### Text excerpt
2. The right of men and woman of marriageable age to marry and to found a family shall be recognised.

3. . . .

4. States Parties to the present Covenant shall take appropriate steps to enquire equality of rights and responsibilities of spouses as to marriage and at its dissolution . . .”

[16] The ICCPR is not part of New Zealand law. It is still an open question in this country, as I understand it, whether the Minister has a mandatory obligation to take into account international treaties when exercising a discretion. In a case cited by Mr X Tavita v Minister of Immigration [1994] 2 NZLR 257 they are obiter comments which suggest this may be so. It is however clear law that this Court should where possible interpret New Zealand statutes in accordance with such treaties.

[17] The ICCPR was raised by Mrs Yure in her joint action with her husband in November last. Chambers J there found that there was no evidence that the Minister was in breach of New Zealand’s obligations under the ICCPR. This may be one of the cases where a plea of res judicata could be raised against Mrs Yure.

### Given records

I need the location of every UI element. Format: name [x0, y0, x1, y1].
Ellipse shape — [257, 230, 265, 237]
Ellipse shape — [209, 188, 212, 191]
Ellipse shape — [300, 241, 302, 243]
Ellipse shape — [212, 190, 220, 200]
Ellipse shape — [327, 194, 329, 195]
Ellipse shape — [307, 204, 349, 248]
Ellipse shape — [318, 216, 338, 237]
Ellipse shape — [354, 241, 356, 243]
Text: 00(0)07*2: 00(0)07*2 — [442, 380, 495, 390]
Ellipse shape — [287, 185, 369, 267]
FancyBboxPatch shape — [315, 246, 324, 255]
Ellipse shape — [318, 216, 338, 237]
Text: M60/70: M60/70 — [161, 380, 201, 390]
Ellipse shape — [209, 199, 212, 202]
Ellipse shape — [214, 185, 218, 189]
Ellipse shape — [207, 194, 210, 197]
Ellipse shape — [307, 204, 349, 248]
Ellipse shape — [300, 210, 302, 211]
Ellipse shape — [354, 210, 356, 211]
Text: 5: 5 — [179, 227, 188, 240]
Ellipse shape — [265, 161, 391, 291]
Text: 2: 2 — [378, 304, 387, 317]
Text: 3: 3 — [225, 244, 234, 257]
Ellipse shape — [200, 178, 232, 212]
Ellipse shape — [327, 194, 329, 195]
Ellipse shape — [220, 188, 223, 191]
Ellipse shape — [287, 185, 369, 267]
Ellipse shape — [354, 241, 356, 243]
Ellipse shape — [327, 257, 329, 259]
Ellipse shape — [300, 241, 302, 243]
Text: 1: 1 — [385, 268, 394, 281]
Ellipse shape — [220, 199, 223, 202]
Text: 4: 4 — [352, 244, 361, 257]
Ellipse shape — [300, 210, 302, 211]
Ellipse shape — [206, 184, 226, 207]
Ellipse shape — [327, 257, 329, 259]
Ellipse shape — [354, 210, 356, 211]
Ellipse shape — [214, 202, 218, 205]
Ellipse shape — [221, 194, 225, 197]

### What is asked
a – In the court judgment excerpt, what did Chambers J find about the Minister and the ICCPR?
b – Resume the court judgment excerpt on the ICCPR, starting right after its final sentence.
The rows come from a separate source that has nothing to do with the court judgment excerpt.

### Response list
a – Chambers J found no evidence that the Minister was in breach of New Zealand's obligations under the ICCPR.

b –
[18] Mrs Yure’s right to marry has not been infringed. She was able to marry a man who was subject to a removal order under the Immigration Act. If she was aware of the order she married knowing the possible consequences. Her complaint is against her husband if she was not told of the order before marriage.

[19] It is necessary to consider the provisions of Article 23 against the particulars raised in the statement of claim (see para 3 above). The first particular reference to the financial and other reasons which will prevent Mrs Yure and her husband from immediately settling together in another country. It is submitted that this will cause them to separate and effectively destroy their marriage. I note that there is no factual basis set out in the affidavit in support for this allegation. Further this matter has already been tested before Chambers J. I agree with his conclusions. A person’s right to marry cannot in my view, give that person the right to override specific laws of the land. Immigration laws can not be defeated by marriage, although marriage to a New Zealand citizen is a matter which the Minister of Immigration does take into account when considering certain applications.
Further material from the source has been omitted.